Task to complete.
Select every line holding the word "южном" and copy it.

Provided data.

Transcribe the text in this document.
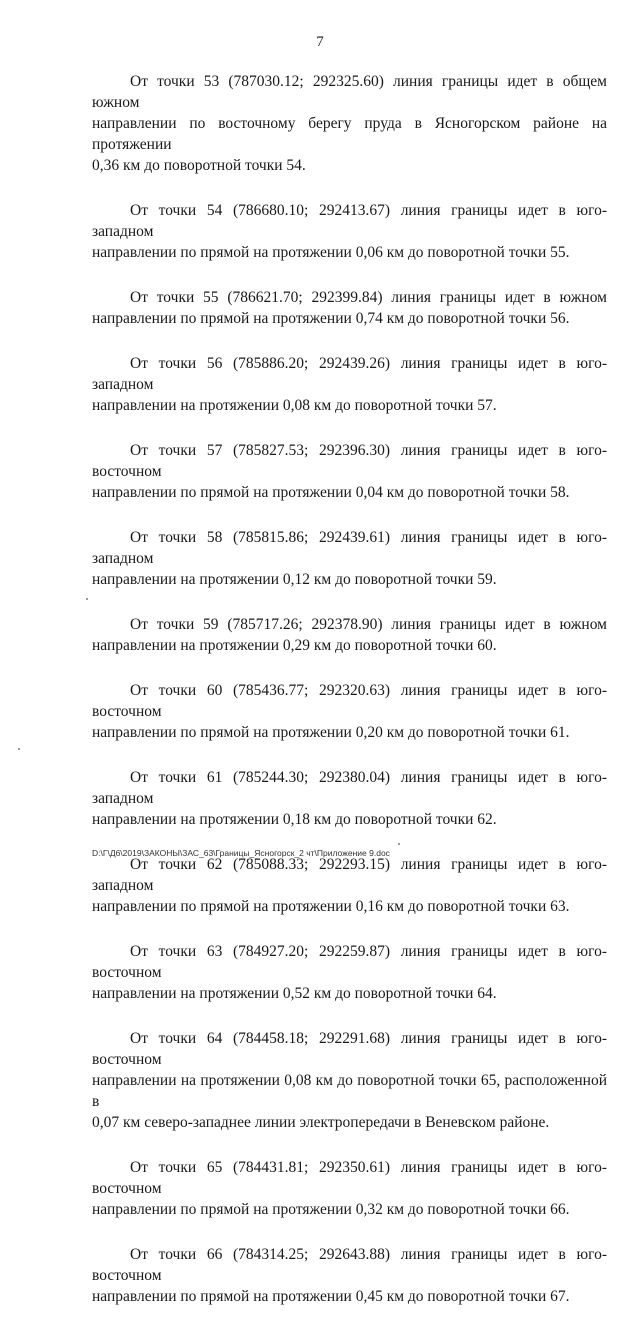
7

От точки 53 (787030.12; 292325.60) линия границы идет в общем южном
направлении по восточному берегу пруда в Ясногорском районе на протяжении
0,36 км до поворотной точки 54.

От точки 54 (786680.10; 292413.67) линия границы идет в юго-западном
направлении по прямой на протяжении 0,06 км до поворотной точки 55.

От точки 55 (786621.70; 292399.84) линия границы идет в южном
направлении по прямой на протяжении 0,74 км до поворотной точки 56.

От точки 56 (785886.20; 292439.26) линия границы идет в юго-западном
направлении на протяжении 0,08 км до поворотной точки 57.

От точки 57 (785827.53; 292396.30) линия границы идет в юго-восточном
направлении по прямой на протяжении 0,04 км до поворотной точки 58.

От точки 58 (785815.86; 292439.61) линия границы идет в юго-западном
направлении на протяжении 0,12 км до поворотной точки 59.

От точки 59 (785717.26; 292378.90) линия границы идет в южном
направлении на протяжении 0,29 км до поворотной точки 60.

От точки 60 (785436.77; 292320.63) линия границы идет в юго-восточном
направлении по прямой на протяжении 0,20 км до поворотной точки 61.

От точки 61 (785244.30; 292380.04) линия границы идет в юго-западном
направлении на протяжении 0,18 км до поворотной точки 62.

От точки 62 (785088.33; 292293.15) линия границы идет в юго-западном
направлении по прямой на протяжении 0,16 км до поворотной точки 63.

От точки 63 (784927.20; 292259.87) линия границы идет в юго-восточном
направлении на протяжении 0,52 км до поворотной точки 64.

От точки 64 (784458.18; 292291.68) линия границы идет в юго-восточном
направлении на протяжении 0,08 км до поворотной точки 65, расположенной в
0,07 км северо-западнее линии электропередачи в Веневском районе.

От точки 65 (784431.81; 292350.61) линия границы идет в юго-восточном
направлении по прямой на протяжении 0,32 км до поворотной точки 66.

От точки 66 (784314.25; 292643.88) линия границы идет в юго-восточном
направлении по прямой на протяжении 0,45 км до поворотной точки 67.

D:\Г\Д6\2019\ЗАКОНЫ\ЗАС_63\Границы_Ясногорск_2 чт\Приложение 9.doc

Full output.
От точки 53 (787030.12; 292325.60) линия границы идет в общем южном
От точки 55 (786621.70; 292399.84) линия границы идет в южном
От точки 59 (785717.26; 292378.90) линия границы идет в южном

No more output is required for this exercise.